To do — Express the lines of the data between the line containing "home-indicator[interactable]: [398, 2524, 680, 2534]" and the line containing "message-list[interactable]: quen lâu", inclusive, as a JSON list of strings with one string per line and blank lines omitted.

Task input —

..........

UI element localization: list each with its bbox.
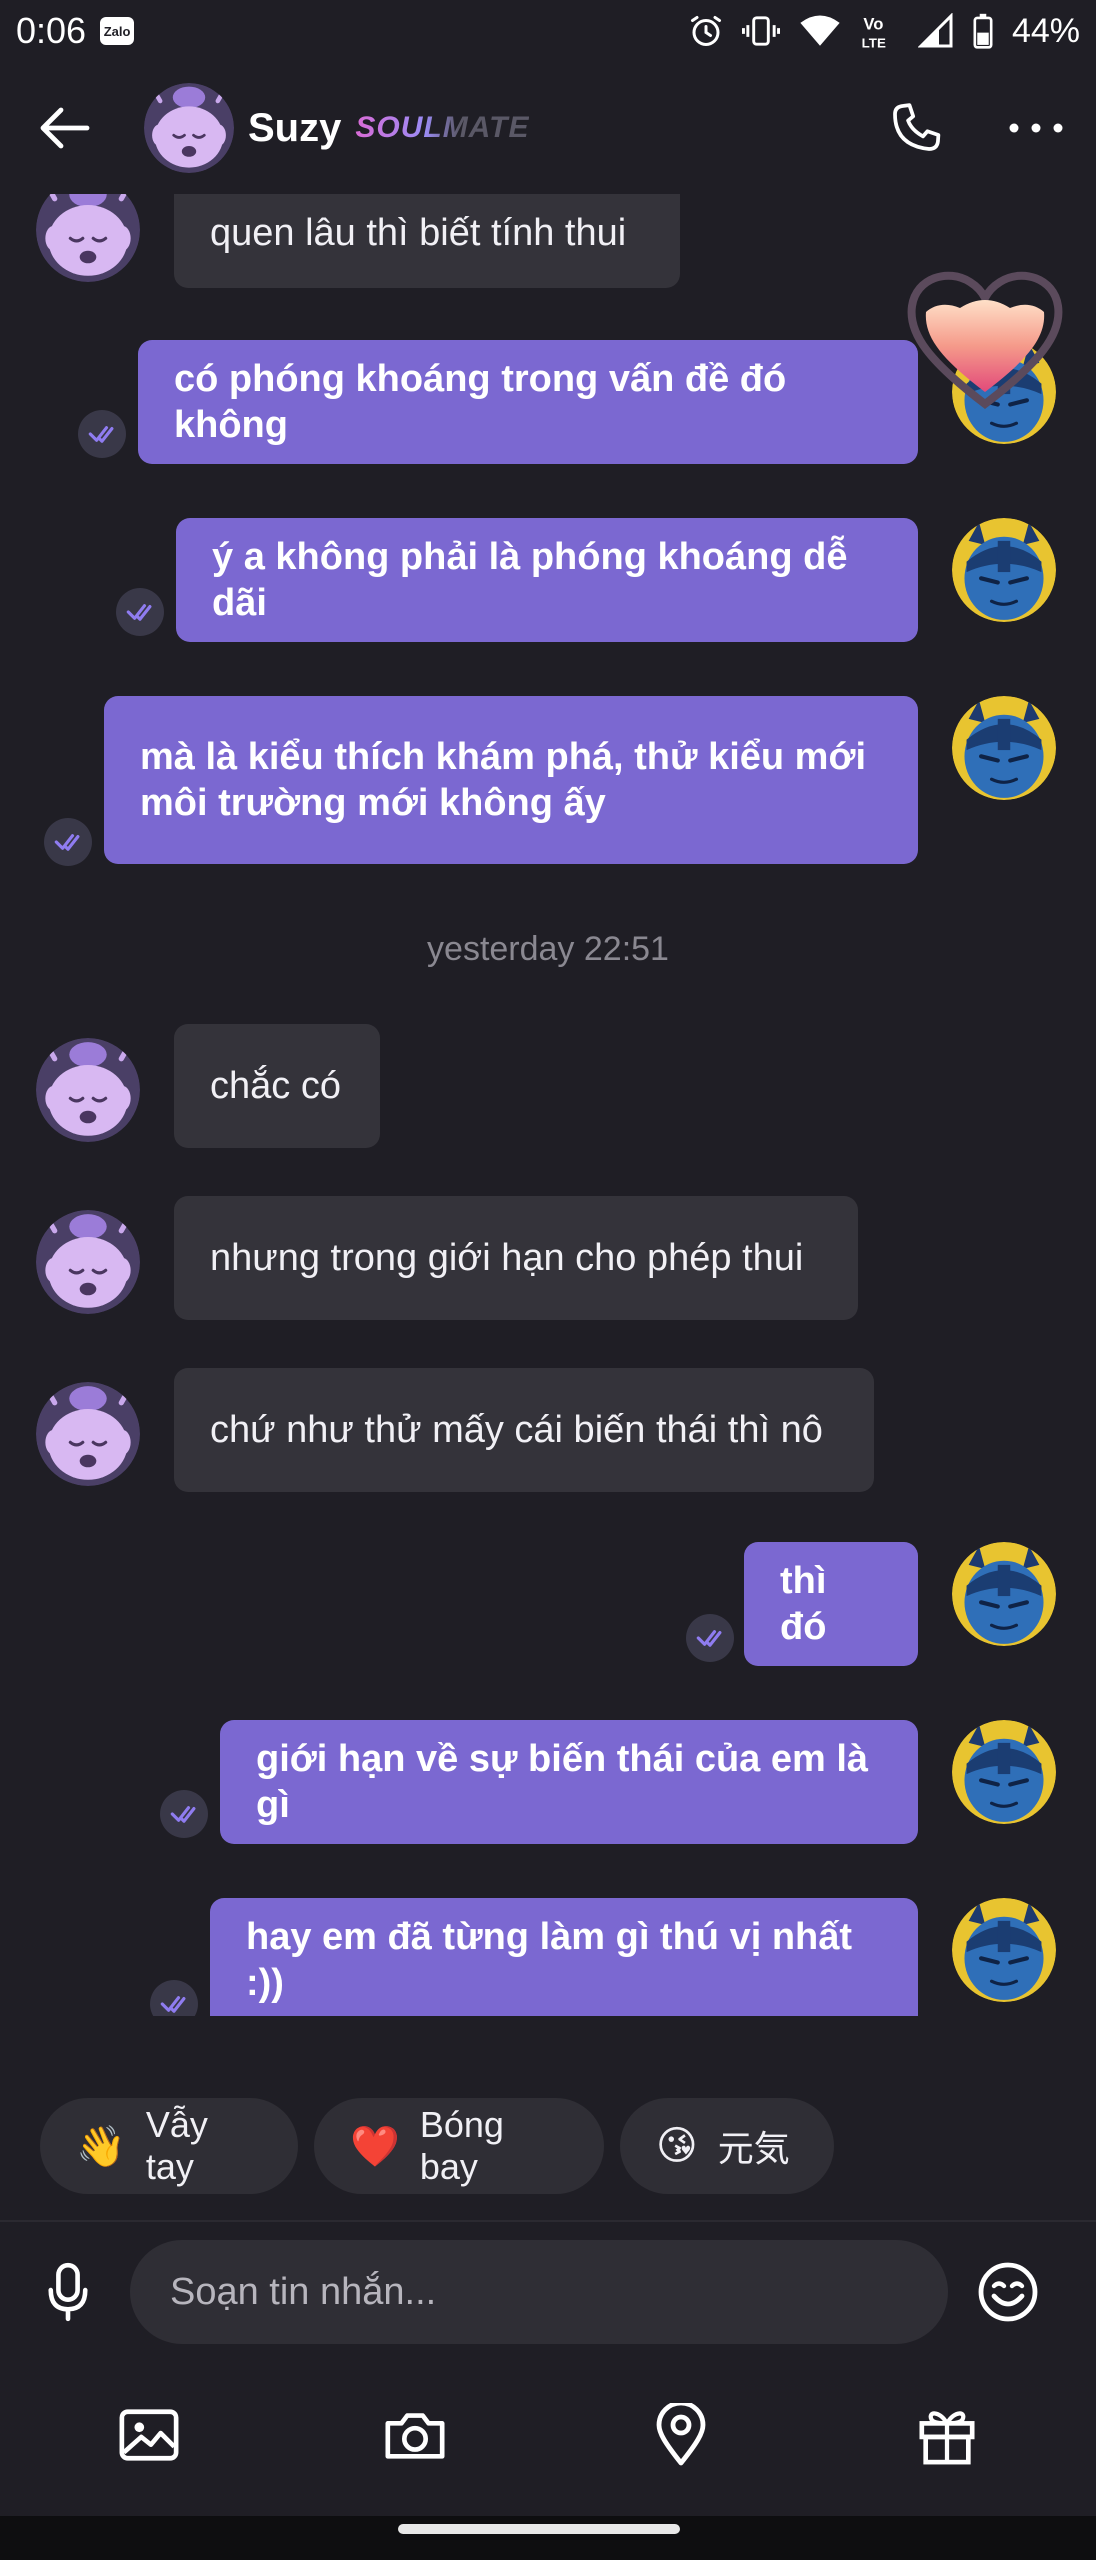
home-indicator[interactable]: [398, 2524, 680, 2534]
message-text: chứ như thử mấy cái biến thái thì nô: [210, 1409, 823, 1451]
message-text: có phóng khoáng trong vấn đề đó không: [174, 358, 787, 446]
header-actions: [876, 88, 1076, 168]
timestamp-divider: yesterday 22:51: [427, 930, 669, 968]
sender-avatar[interactable]: [36, 1210, 140, 1314]
message-text: nhưng trong giới hạn cho phép thui: [210, 1237, 804, 1279]
emoji-picker-button[interactable]: [968, 2252, 1048, 2332]
vibrate-icon: [741, 16, 780, 46]
message-bubble-outgoing[interactable]: hay em đã từng làm gì thú vị nhất :)): [210, 1898, 918, 2016]
battery-percent: 44%: [1011, 11, 1080, 50]
contact-name[interactable]: Suzy: [248, 106, 341, 151]
more-options-button[interactable]: [996, 88, 1076, 168]
message-text: quen lâu thì biết tính thui: [210, 212, 627, 254]
sender-avatar[interactable]: [36, 1382, 140, 1486]
gift-icon: [919, 2411, 975, 2465]
message-text: giới hạn về sự biến thái của em là gì: [256, 1738, 869, 1826]
message-bubble-outgoing[interactable]: thì đó: [744, 1542, 918, 1666]
more-dots-icon: [1009, 123, 1063, 133]
read-receipt: [116, 588, 164, 636]
message-bubble-outgoing[interactable]: ý a không phải là phóng khoáng dễ dãi: [176, 518, 918, 642]
double-check-icon: [122, 594, 158, 630]
my-avatar[interactable]: [952, 1542, 1056, 1646]
chat-header: Suzy SOULMATE: [0, 62, 1096, 194]
message-bubble-incoming[interactable]: chứ như thử mấy cái biến thái thì nô: [174, 1368, 874, 1492]
wifi-icon: [800, 15, 840, 46]
voice-message-button[interactable]: [28, 2252, 108, 2332]
message-list[interactable]: quen lâu thì biết tính thui có phóng kho…: [0, 194, 1096, 2016]
double-check-icon: [166, 1796, 202, 1832]
quick-reply-label: Vẫy tay: [145, 2104, 208, 2187]
message-bubble-incoming[interactable]: chắc có: [174, 1024, 380, 1148]
phone-icon: [893, 103, 941, 151]
gift-button[interactable]: [902, 2390, 992, 2480]
location-pin-icon: [656, 2403, 706, 2466]
svg-text:Vo: Vo: [863, 14, 883, 33]
read-receipt: [686, 1614, 734, 1662]
heart-icon: ❤️: [350, 2124, 400, 2169]
message-text: hay em đã từng làm gì thú vị nhất :)): [246, 1916, 853, 2004]
system-nav-bar: [0, 2516, 1096, 2560]
zalo-notification-icon: Zalo: [100, 17, 135, 45]
waving-hand-icon: 👋: [76, 2124, 126, 2169]
my-avatar[interactable]: [952, 518, 1056, 622]
status-left: 0:06 Zalo: [16, 10, 135, 52]
message-input[interactable]: [130, 2240, 948, 2344]
message-text: thì đó: [780, 1560, 827, 1648]
camera-icon: [385, 2413, 445, 2459]
my-avatar[interactable]: [952, 1898, 1056, 2002]
sender-avatar[interactable]: [36, 194, 140, 282]
quick-reply-label: 元気: [717, 2128, 790, 2169]
divider: [0, 2220, 1096, 2222]
double-check-icon: [156, 1986, 192, 2016]
message-bubble-outgoing[interactable]: giới hạn về sự biến thái của em là gì: [220, 1720, 918, 1844]
camera-button[interactable]: [370, 2390, 460, 2480]
image-icon: [119, 2409, 179, 2461]
my-avatar[interactable]: [952, 696, 1056, 800]
message-text: ý a không phải là phóng khoáng dễ dãi: [212, 536, 848, 624]
contact-avatar[interactable]: [144, 83, 234, 173]
my-avatar[interactable]: [952, 1720, 1056, 1824]
read-receipt: [44, 818, 92, 866]
read-receipt: [150, 1980, 198, 2016]
alarm-icon: [690, 16, 721, 46]
microphone-icon: [48, 2262, 88, 2322]
sender-avatar[interactable]: [36, 1038, 140, 1142]
svg-text:LTE: LTE: [862, 36, 886, 51]
status-bar: 0:06 Zalo Vo LTE 44%: [0, 0, 1096, 62]
message-bubble-incoming[interactable]: nhưng trong giới hạn cho phép thui: [174, 1196, 858, 1320]
message-bubble-incoming[interactable]: quen lâu thì biết tính thui: [174, 194, 680, 288]
volte-icon: Vo LTE: [862, 14, 886, 51]
message-text-line-2: môi trường mới không ấy: [140, 782, 606, 824]
kiss-face-icon: 😘: [656, 2124, 698, 2168]
double-check-icon: [50, 824, 86, 860]
status-time: 0:06: [16, 10, 87, 51]
call-button[interactable]: [876, 88, 956, 168]
quick-reply-label: Bóng bay: [419, 2104, 504, 2187]
message-bubble-outgoing[interactable]: mà là kiểu thích khám phá, thử kiểu mới …: [104, 696, 918, 864]
gallery-button[interactable]: [104, 2390, 194, 2480]
signal-icon: [917, 13, 953, 48]
read-receipt: [160, 1790, 208, 1838]
attachment-toolbar: [0, 2380, 1096, 2490]
quick-reply-bar: 👋 Vẫy tay ❤️ Bóng bay 😘 元気: [0, 2098, 1096, 2198]
double-check-icon: [692, 1620, 728, 1656]
quick-reply-wave[interactable]: 👋 Vẫy tay: [40, 2098, 298, 2194]
message-bubble-outgoing[interactable]: có phóng khoáng trong vấn đề đó không: [138, 340, 918, 464]
message-text: chắc có: [210, 1065, 341, 1107]
read-receipt: [78, 410, 126, 458]
smiley-icon: [978, 2262, 1038, 2322]
back-button[interactable]: [20, 83, 110, 173]
heart-badge-icon: [907, 271, 1063, 410]
arrow-left-icon: [40, 107, 90, 149]
double-check-icon: [84, 416, 120, 452]
soulmate-badge: SOULMATE: [355, 111, 530, 144]
message-text-line-1: mà là kiểu thích khám phá, thử kiểu mới: [140, 736, 867, 778]
location-button[interactable]: [636, 2390, 726, 2480]
status-right: Vo LTE 44%: [688, 11, 1080, 51]
battery-icon: [973, 13, 993, 49]
quick-reply-genki[interactable]: 😘 元気: [620, 2098, 834, 2194]
quick-reply-balloon[interactable]: ❤️ Bóng bay: [314, 2098, 604, 2194]
message-composer: [0, 2240, 1096, 2344]
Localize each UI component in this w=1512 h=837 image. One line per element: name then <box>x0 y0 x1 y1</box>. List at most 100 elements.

..........

Response to this exercise —
[
  "home-indicator[interactable]: [398, 2524, 680, 2534]",
  "message-text: chứ như thử mấy cái biến thái thì nô: [210, 1409, 823, 1451]",
  "message-text: có phóng khoáng trong vấn đề đó không: [174, 358, 787, 446]",
  "header-actions: [876, 88, 1076, 168]",
  "timestamp-divider: yesterday 22:51: [427, 930, 669, 968]",
  "sender-avatar[interactable]: [36, 1210, 140, 1314]",
  "message-text: nhưng trong giới hạn cho phép thui: [210, 1237, 804, 1279]",
  "emoji-picker-button[interactable]: [968, 2252, 1048, 2332]",
  "vibrate-icon: [741, 16, 780, 46]",
  "message-bubble-outgoing[interactable]: hay em đã từng làm gì thú vị nhất :)): [210, 1898, 918, 2016]",
  "battery-percent: 44%: [1011, 11, 1080, 50]",
  "contact-name[interactable]: Suzy: [248, 106, 341, 151]",
  "more-options-button[interactable]: [996, 88, 1076, 168]",
  "message-text: quen lâu thì biết tính thui: [210, 212, 627, 254]",
  "sender-avatar[interactable]: [36, 1382, 140, 1486]",
  "gift-icon: [919, 2411, 975, 2465]",
  "message-text: giới hạn về sự biến thái của em là gì: [256, 1738, 869, 1826]",
  "message-bubble-outgoing[interactable]: thì đó: [744, 1542, 918, 1666]",
  "more-dots-icon: [1009, 123, 1063, 133]",
  "read-receipt: [116, 588, 164, 636]",
  "message-bubble-outgoing[interactable]: ý a không phải là phóng khoáng dễ dãi: [176, 518, 918, 642]",
  "double-check-icon: [122, 594, 158, 630]",
  "my-avatar[interactable]: [952, 1542, 1056, 1646]",
  "chat-header: Suzy SOULMATE: [0, 62, 1096, 194]",
  "message-bubble-incoming[interactable]: chứ như thử mấy cái biến thái thì nô: [174, 1368, 874, 1492]",
  "wifi-icon: [800, 15, 840, 46]",
  "voice-message-button[interactable]: [28, 2252, 108, 2332]",
  "message-list[interactable]: quen lâu thì biết tính thui có phóng kho…: [0, 194, 1096, 2016]"
]